───── Working data ─────

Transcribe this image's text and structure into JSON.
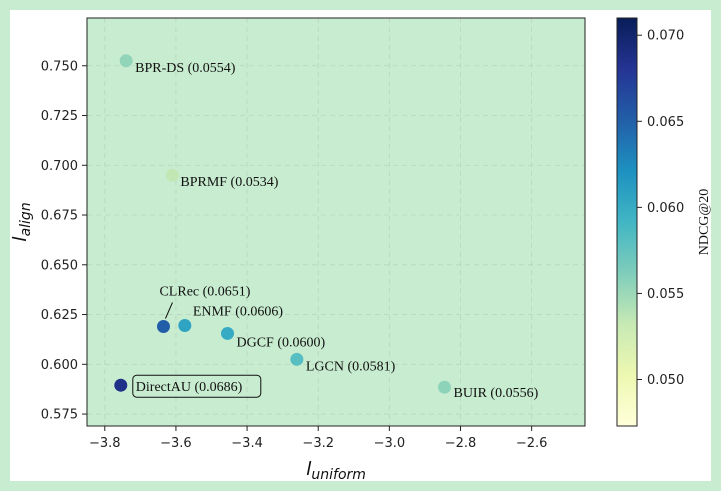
{
  "chart_data": {
    "type": "scatter",
    "xlabel": "l",
    "xlabel_sub": "uniform",
    "ylabel": "l",
    "ylabel_sub": "align",
    "xlim": [
      -3.85,
      -2.45
    ],
    "ylim": [
      0.569,
      0.774
    ],
    "xticks": [
      -3.8,
      -3.6,
      -3.4,
      -3.2,
      -3.0,
      -2.8,
      -2.6
    ],
    "xtick_labels": [
      "−3.8",
      "−3.6",
      "−3.4",
      "−3.2",
      "−3.0",
      "−2.8",
      "−2.6"
    ],
    "yticks": [
      0.575,
      0.6,
      0.625,
      0.65,
      0.675,
      0.7,
      0.725,
      0.75
    ],
    "ytick_labels": [
      "0.575",
      "0.600",
      "0.625",
      "0.650",
      "0.675",
      "0.700",
      "0.725",
      "0.750"
    ],
    "grid": true,
    "plot_background": "#c8ecd0",
    "points": [
      {
        "name": "BPR-DS",
        "x": -3.74,
        "y": 0.7525,
        "ndcg": 0.0554,
        "label": "BPR-DS (0.0554)"
      },
      {
        "name": "BPRMF",
        "x": -3.61,
        "y": 0.695,
        "ndcg": 0.0534,
        "label": "BPRMF (0.0534)"
      },
      {
        "name": "CLRec",
        "x": -3.635,
        "y": 0.619,
        "ndcg": 0.0651,
        "label": "CLRec (0.0651)"
      },
      {
        "name": "ENMF",
        "x": -3.575,
        "y": 0.6195,
        "ndcg": 0.0606,
        "label": "ENMF (0.0606)"
      },
      {
        "name": "DGCF",
        "x": -3.455,
        "y": 0.6155,
        "ndcg": 0.06,
        "label": "DGCF (0.0600)"
      },
      {
        "name": "LGCN",
        "x": -3.26,
        "y": 0.6025,
        "ndcg": 0.0581,
        "label": "LGCN (0.0581)"
      },
      {
        "name": "BUIR",
        "x": -2.845,
        "y": 0.5885,
        "ndcg": 0.0556,
        "label": "BUIR (0.0556)"
      },
      {
        "name": "DirectAU",
        "x": -3.755,
        "y": 0.5895,
        "ndcg": 0.0686,
        "label": "DirectAU (0.0686)",
        "boxed": true
      }
    ],
    "colorbar": {
      "label": "NDCG@20",
      "colormap": "YlGnBu",
      "range": [
        0.0473,
        0.071
      ],
      "ticks": [
        0.05,
        0.055,
        0.06,
        0.065,
        0.07
      ],
      "tick_labels": [
        "0.050",
        "0.055",
        "0.060",
        "0.065",
        "0.070"
      ]
    }
  }
}
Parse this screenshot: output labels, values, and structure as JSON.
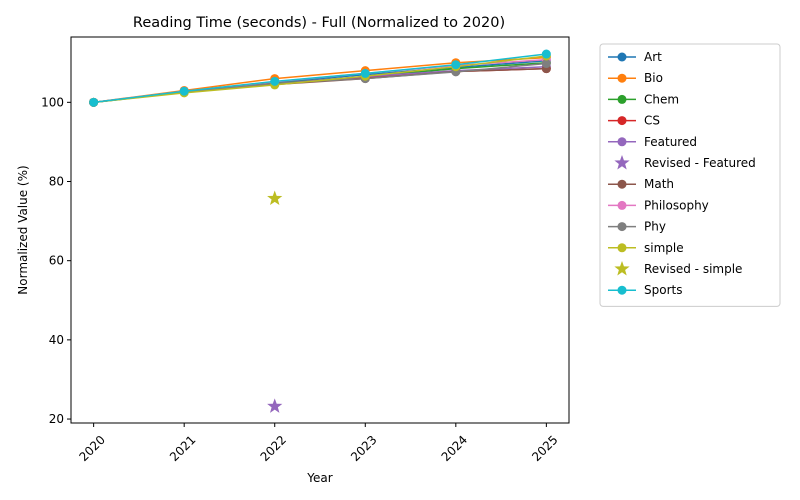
{
  "chart_data": {
    "type": "line",
    "title": "Reading Time (seconds) - Full (Normalized to 2020)",
    "xlabel": "Year",
    "ylabel": "Normalized Value (%)",
    "x": [
      2020,
      2021,
      2022,
      2023,
      2024,
      2025
    ],
    "x_tick_labels": [
      "2020",
      "2021",
      "2022",
      "2023",
      "2024",
      "2025"
    ],
    "y_ticks": [
      20,
      40,
      60,
      80,
      100
    ],
    "y_tick_labels": [
      "20",
      "40",
      "60",
      "80",
      "100"
    ],
    "ylim": [
      19,
      116.5
    ],
    "xlim": [
      2019.75,
      2025.25
    ],
    "grid": false,
    "legend_placement": "outside-right",
    "series": [
      {
        "name": "Art",
        "kind": "line",
        "color": "#1f77b4",
        "values": [
          100,
          102.8,
          105.0,
          107.0,
          108.8,
          110.5
        ]
      },
      {
        "name": "Bio",
        "kind": "line",
        "color": "#ff7f0e",
        "values": [
          100,
          103.0,
          106.0,
          108.0,
          110.0,
          111.3
        ]
      },
      {
        "name": "Chem",
        "kind": "line",
        "color": "#2ca02c",
        "values": [
          100,
          102.5,
          104.8,
          106.5,
          108.5,
          110.0
        ]
      },
      {
        "name": "CS",
        "kind": "line",
        "color": "#d62728",
        "values": [
          100,
          102.6,
          104.6,
          106.2,
          107.8,
          108.5
        ]
      },
      {
        "name": "Featured",
        "kind": "line",
        "color": "#9467bd",
        "values": [
          100,
          102.7,
          104.7,
          106.5,
          108.0,
          109.0
        ]
      },
      {
        "name": "Revised - Featured",
        "kind": "star",
        "color": "#9467bd",
        "points": [
          [
            2022,
            23.2
          ]
        ]
      },
      {
        "name": "Math",
        "kind": "line",
        "color": "#8c564b",
        "values": [
          100,
          102.6,
          104.5,
          106.0,
          107.8,
          108.5
        ]
      },
      {
        "name": "Philosophy",
        "kind": "line",
        "color": "#e377c2",
        "values": [
          100,
          102.8,
          105.2,
          107.3,
          109.3,
          110.8
        ]
      },
      {
        "name": "Phy",
        "kind": "line",
        "color": "#7f7f7f",
        "values": [
          100,
          102.6,
          104.8,
          106.0,
          107.7,
          109.8
        ]
      },
      {
        "name": "simple",
        "kind": "line",
        "color": "#bcbd22",
        "values": [
          100,
          102.4,
          104.4,
          106.6,
          109.0,
          111.7
        ]
      },
      {
        "name": "Revised - simple",
        "kind": "star",
        "color": "#bcbd22",
        "points": [
          [
            2022,
            75.7
          ]
        ]
      },
      {
        "name": "Sports",
        "kind": "line",
        "color": "#17becf",
        "values": [
          100,
          102.8,
          105.3,
          107.3,
          109.5,
          112.2
        ]
      }
    ]
  }
}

─────

▶ [What is required] Copy out all of the material exactly as written, without its pictures.

▶ [Answer to this task]
Transcribe this image's text and structure into JSON.
{
  "chart_data": {
    "type": "scatter",
    "xlabel": "l",
    "xlabel_sub": "uniform",
    "ylabel": "l",
    "ylabel_sub": "align",
    "xlim": [
      -3.85,
      -2.45
    ],
    "ylim": [
      0.569,
      0.774
    ],
    "xticks": [
      -3.8,
      -3.6,
      -3.4,
      -3.2,
      -3.0,
      -2.8,
      -2.6
    ],
    "xtick_labels": [
      "−3.8",
      "−3.6",
      "−3.4",
      "−3.2",
      "−3.0",
      "−2.8",
      "−2.6"
    ],
    "yticks": [
      0.575,
      0.6,
      0.625,
      0.65,
      0.675,
      0.7,
      0.725,
      0.75
    ],
    "ytick_labels": [
      "0.575",
      "0.600",
      "0.625",
      "0.650",
      "0.675",
      "0.700",
      "0.725",
      "0.750"
    ],
    "grid": true,
    "plot_background": "#c8ecd0",
    "points": [
      {
        "name": "BPR-DS",
        "x": -3.74,
        "y": 0.7525,
        "ndcg": 0.0554,
        "label": "BPR-DS (0.0554)"
      },
      {
        "name": "BPRMF",
        "x": -3.61,
        "y": 0.695,
        "ndcg": 0.0534,
        "label": "BPRMF (0.0534)"
      },
      {
        "name": "CLRec",
        "x": -3.635,
        "y": 0.619,
        "ndcg": 0.0651,
        "label": "CLRec (0.0651)"
      },
      {
        "name": "ENMF",
        "x": -3.575,
        "y": 0.6195,
        "ndcg": 0.0606,
        "label": "ENMF (0.0606)"
      },
      {
        "name": "DGCF",
        "x": -3.455,
        "y": 0.6155,
        "ndcg": 0.06,
        "label": "DGCF (0.0600)"
      },
      {
        "name": "LGCN",
        "x": -3.26,
        "y": 0.6025,
        "ndcg": 0.0581,
        "label": "LGCN (0.0581)"
      },
      {
        "name": "BUIR",
        "x": -2.845,
        "y": 0.5885,
        "ndcg": 0.0556,
        "label": "BUIR (0.0556)"
      },
      {
        "name": "DirectAU",
        "x": -3.755,
        "y": 0.5895,
        "ndcg": 0.0686,
        "label": "DirectAU (0.0686)",
        "boxed": true
      }
    ],
    "colorbar": {
      "label": "NDCG@20",
      "colormap": "YlGnBu",
      "range": [
        0.0473,
        0.071
      ],
      "ticks": [
        0.05,
        0.055,
        0.06,
        0.065,
        0.07
      ],
      "tick_labels": [
        "0.050",
        "0.055",
        "0.060",
        "0.065",
        "0.070"
      ]
    }
  }
}
Parse this screenshot: output labels, values, and structure as JSON.
{
  "chart_data": {
    "type": "line",
    "title": "Reading Time (seconds) - Full (Normalized to 2020)",
    "xlabel": "Year",
    "ylabel": "Normalized Value (%)",
    "x": [
      2020,
      2021,
      2022,
      2023,
      2024,
      2025
    ],
    "x_tick_labels": [
      "2020",
      "2021",
      "2022",
      "2023",
      "2024",
      "2025"
    ],
    "y_ticks": [
      20,
      40,
      60,
      80,
      100
    ],
    "y_tick_labels": [
      "20",
      "40",
      "60",
      "80",
      "100"
    ],
    "ylim": [
      19,
      116.5
    ],
    "xlim": [
      2019.75,
      2025.25
    ],
    "grid": false,
    "legend_placement": "outside-right",
    "series": [
      {
        "name": "Art",
        "kind": "line",
        "color": "#1f77b4",
        "values": [
          100,
          102.8,
          105.0,
          107.0,
          108.8,
          110.5
        ]
      },
      {
        "name": "Bio",
        "kind": "line",
        "color": "#ff7f0e",
        "values": [
          100,
          103.0,
          106.0,
          108.0,
          110.0,
          111.3
        ]
      },
      {
        "name": "Chem",
        "kind": "line",
        "color": "#2ca02c",
        "values": [
          100,
          102.5,
          104.8,
          106.5,
          108.5,
          110.0
        ]
      },
      {
        "name": "CS",
        "kind": "line",
        "color": "#d62728",
        "values": [
          100,
          102.6,
          104.6,
          106.2,
          107.8,
          108.5
        ]
      },
      {
        "name": "Featured",
        "kind": "line",
        "color": "#9467bd",
        "values": [
          100,
          102.7,
          104.7,
          106.5,
          108.0,
          109.0
        ]
      },
      {
        "name": "Revised - Featured",
        "kind": "star",
        "color": "#9467bd",
        "points": [
          [
            2022,
            23.2
          ]
        ]
      },
      {
        "name": "Math",
        "kind": "line",
        "color": "#8c564b",
        "values": [
          100,
          102.6,
          104.5,
          106.0,
          107.8,
          108.5
        ]
      },
      {
        "name": "Philosophy",
        "kind": "line",
        "color": "#e377c2",
        "values": [
          100,
          102.8,
          105.2,
          107.3,
          109.3,
          110.8
        ]
      },
      {
        "name": "Phy",
        "kind": "line",
        "color": "#7f7f7f",
        "values": [
          100,
          102.6,
          104.8,
          106.0,
          107.7,
          109.8
        ]
      },
      {
        "name": "simple",
        "kind": "line",
        "color": "#bcbd22",
        "values": [
          100,
          102.4,
          104.4,
          106.6,
          109.0,
          111.7
        ]
      },
      {
        "name": "Revised - simple",
        "kind": "star",
        "color": "#bcbd22",
        "points": [
          [
            2022,
            75.7
          ]
        ]
      },
      {
        "name": "Sports",
        "kind": "line",
        "color": "#17becf",
        "values": [
          100,
          102.8,
          105.3,
          107.3,
          109.5,
          112.2
        ]
      }
    ]
  }
}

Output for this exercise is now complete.